Collected data
[BEGIN]

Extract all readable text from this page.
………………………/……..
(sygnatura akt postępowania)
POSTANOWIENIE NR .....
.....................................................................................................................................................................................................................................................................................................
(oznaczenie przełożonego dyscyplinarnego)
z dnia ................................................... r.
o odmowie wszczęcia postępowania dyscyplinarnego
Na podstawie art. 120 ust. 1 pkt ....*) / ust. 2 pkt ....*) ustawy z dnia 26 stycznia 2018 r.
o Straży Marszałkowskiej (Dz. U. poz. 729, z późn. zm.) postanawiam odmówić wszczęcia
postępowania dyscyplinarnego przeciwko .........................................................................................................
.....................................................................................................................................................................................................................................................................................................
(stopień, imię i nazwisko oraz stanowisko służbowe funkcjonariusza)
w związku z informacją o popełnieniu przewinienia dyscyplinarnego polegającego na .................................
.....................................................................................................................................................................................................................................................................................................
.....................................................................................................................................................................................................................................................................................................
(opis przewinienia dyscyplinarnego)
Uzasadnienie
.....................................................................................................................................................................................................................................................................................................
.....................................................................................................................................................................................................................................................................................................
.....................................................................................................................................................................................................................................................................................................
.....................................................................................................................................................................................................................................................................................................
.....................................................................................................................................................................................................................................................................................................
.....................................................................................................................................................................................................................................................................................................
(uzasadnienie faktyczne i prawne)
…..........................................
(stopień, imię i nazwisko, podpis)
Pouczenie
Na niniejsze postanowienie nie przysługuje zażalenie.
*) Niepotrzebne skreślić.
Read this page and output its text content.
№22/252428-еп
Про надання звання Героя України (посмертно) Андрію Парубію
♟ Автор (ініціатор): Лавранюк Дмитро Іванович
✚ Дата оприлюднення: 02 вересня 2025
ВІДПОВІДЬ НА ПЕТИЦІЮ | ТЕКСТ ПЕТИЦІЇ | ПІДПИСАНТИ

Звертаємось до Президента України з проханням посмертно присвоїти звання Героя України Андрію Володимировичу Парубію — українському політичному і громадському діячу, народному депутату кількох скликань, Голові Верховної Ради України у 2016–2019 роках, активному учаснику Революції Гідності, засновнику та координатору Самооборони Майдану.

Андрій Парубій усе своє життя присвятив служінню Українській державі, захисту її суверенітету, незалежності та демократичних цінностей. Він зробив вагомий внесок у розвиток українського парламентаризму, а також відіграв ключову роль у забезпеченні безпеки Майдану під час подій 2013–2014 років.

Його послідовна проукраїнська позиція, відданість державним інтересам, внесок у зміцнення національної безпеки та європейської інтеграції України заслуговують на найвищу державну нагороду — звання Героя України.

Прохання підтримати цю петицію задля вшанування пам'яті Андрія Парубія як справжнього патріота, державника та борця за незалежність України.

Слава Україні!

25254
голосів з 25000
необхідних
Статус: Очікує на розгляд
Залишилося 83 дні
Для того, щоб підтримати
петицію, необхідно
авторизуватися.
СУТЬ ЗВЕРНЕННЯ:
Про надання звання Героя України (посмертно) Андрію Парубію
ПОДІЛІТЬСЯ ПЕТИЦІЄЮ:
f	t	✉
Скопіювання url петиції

[END]

### TO BE DONE
Identify every line above that includes the word "dyscyplinarnego", and show those lines.

### TASK RESPONSE
(oznaczenie przełożonego dyscyplinarnego)
o odmowie wszczęcia postępowania dyscyplinarnego
postępowania dyscyplinarnego przeciwko .........................................................................................................
w związku z informacją o popełnieniu przewinienia dyscyplinarnego polegającego na .................................
(opis przewinienia dyscyplinarnego)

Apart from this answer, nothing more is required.